Read the listing below and copy out every line that holds "setting".

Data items
·····

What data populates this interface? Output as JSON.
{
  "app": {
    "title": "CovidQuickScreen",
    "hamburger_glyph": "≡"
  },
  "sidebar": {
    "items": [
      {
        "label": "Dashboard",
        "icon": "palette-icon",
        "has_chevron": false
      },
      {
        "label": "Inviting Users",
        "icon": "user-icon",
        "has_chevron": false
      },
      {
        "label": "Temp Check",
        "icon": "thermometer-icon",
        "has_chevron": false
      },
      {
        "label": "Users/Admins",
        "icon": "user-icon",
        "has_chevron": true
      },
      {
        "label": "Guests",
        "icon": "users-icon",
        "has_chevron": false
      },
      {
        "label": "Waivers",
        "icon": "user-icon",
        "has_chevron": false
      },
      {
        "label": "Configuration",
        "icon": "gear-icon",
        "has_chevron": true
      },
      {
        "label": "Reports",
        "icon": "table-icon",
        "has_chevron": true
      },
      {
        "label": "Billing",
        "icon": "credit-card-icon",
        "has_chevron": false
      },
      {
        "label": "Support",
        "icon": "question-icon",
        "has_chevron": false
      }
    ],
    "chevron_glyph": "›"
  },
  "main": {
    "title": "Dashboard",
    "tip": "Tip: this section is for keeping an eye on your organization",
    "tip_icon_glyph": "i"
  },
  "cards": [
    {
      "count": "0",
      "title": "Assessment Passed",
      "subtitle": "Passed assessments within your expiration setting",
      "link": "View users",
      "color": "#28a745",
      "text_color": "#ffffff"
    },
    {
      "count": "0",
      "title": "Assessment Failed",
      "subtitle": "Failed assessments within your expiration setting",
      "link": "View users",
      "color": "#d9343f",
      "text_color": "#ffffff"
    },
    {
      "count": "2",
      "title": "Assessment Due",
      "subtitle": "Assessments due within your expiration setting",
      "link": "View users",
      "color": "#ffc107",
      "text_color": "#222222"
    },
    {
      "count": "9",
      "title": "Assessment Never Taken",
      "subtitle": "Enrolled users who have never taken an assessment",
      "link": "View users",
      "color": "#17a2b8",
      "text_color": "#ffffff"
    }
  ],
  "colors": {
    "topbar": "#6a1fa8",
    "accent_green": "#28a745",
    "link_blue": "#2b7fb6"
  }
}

·····

- Solution below
      "subtitle": "Passed assessments within your expiration setting",
      "subtitle": "Failed assessments within your expiration setting",
      "subtitle": "Assessments due within your expiration setting",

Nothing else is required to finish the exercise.